### TASK TO CARRY OUT
Copy each line in the data that includes the word "Profit".

─── DATASET EXCERPTS

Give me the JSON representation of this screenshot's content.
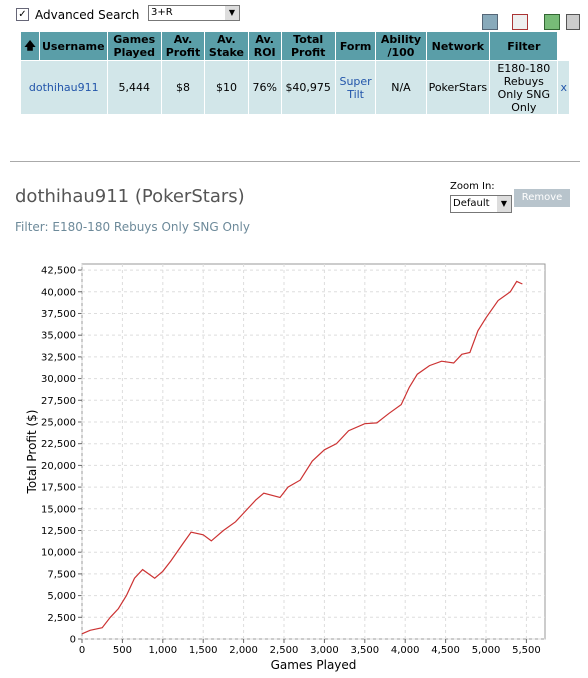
{
  "advanced_search": {
    "label": "Advanced Search",
    "dropdown": "3+R"
  },
  "table": {
    "headers": [
      "Username",
      "Games Played",
      "Av. Profit",
      "Av. Stake",
      "Av. ROI",
      "Total Profit",
      "Form",
      "Ability /100",
      "Network",
      "Filter"
    ],
    "rows": [
      [
        "dothihau911",
        "5,444",
        "$8",
        "$10",
        "76%",
        "$40,975",
        "Super Tilt",
        "N/A",
        "PokerStars",
        "E180-180 Rebuys Only SNG Only",
        "x"
      ]
    ]
  },
  "player": {
    "title": "dothihau911 (PokerStars)",
    "filter": "Filter: E180-180 Rebuys Only SNG Only",
    "zoom_label": "Zoom In:",
    "zoom_select": "Default",
    "remove": "Remove"
  },
  "chart_data": {
    "type": "line",
    "xlabel": "Games Played",
    "ylabel": "Total Profit ($)",
    "color": "#cc3333",
    "grid": true,
    "x": [
      0,
      100,
      250,
      350,
      450,
      550,
      650,
      750,
      900,
      1000,
      1100,
      1250,
      1350,
      1500,
      1600,
      1750,
      1900,
      2000,
      2150,
      2250,
      2450,
      2550,
      2700,
      2850,
      3000,
      3150,
      3300,
      3500,
      3650,
      3800,
      3950,
      4050,
      4150,
      4300,
      4450,
      4600,
      4700,
      4800,
      4900,
      5000,
      5150,
      5300,
      5380,
      5450
    ],
    "values": [
      600,
      1000,
      1300,
      2500,
      3500,
      5000,
      7000,
      8000,
      7000,
      7800,
      9000,
      11000,
      12300,
      12000,
      11300,
      12500,
      13500,
      14500,
      16000,
      16800,
      16300,
      17500,
      18300,
      20500,
      21800,
      22500,
      24000,
      24800,
      24900,
      26000,
      27000,
      29000,
      30500,
      31500,
      32000,
      31800,
      32800,
      33000,
      35500,
      37000,
      39000,
      40000,
      41200,
      40900
    ],
    "xlim": [
      0,
      5730
    ],
    "ylim": [
      0,
      43200
    ],
    "xticks": [
      0,
      500,
      {
        "value": 1000,
        "label": "1,000"
      },
      {
        "value": 1500,
        "label": "1,500"
      },
      {
        "value": 2000,
        "label": "2,000"
      },
      {
        "value": 2500,
        "label": "2,500"
      },
      {
        "value": 3000,
        "label": "3,000"
      },
      {
        "value": 3500,
        "label": "3,500"
      },
      {
        "value": 4000,
        "label": "4,000"
      },
      {
        "value": 4500,
        "label": "4,500"
      },
      {
        "value": 5000,
        "label": "5,000"
      },
      {
        "value": 5500,
        "label": "5,500"
      }
    ],
    "yticks": [
      0,
      {
        "value": 2500,
        "label": "2,500"
      },
      {
        "value": 5000,
        "label": "5,000"
      },
      {
        "value": 7500,
        "label": "7,500"
      },
      {
        "value": 10000,
        "label": "10,000"
      },
      {
        "value": 12500,
        "label": "12,500"
      },
      {
        "value": 15000,
        "label": "15,000"
      },
      {
        "value": 17500,
        "label": "17,500"
      },
      {
        "value": 20000,
        "label": "20,000"
      },
      {
        "value": 22500,
        "label": "22,500"
      },
      {
        "value": 25000,
        "label": "25,000"
      },
      {
        "value": 27500,
        "label": "27,500"
      },
      {
        "value": 30000,
        "label": "30,000"
      },
      {
        "value": 32500,
        "label": "32,500"
      },
      {
        "value": 35000,
        "label": "35,000"
      },
      {
        "value": 37500,
        "label": "37,500"
      },
      {
        "value": 40000,
        "label": "40,000"
      },
      {
        "value": 42500,
        "label": "42,500"
      }
    ]
  }
}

──────

### FULL RESPONSE
      "Av. Profit",
      "Total Profit",
    "ylabel": "Total Profit ($)",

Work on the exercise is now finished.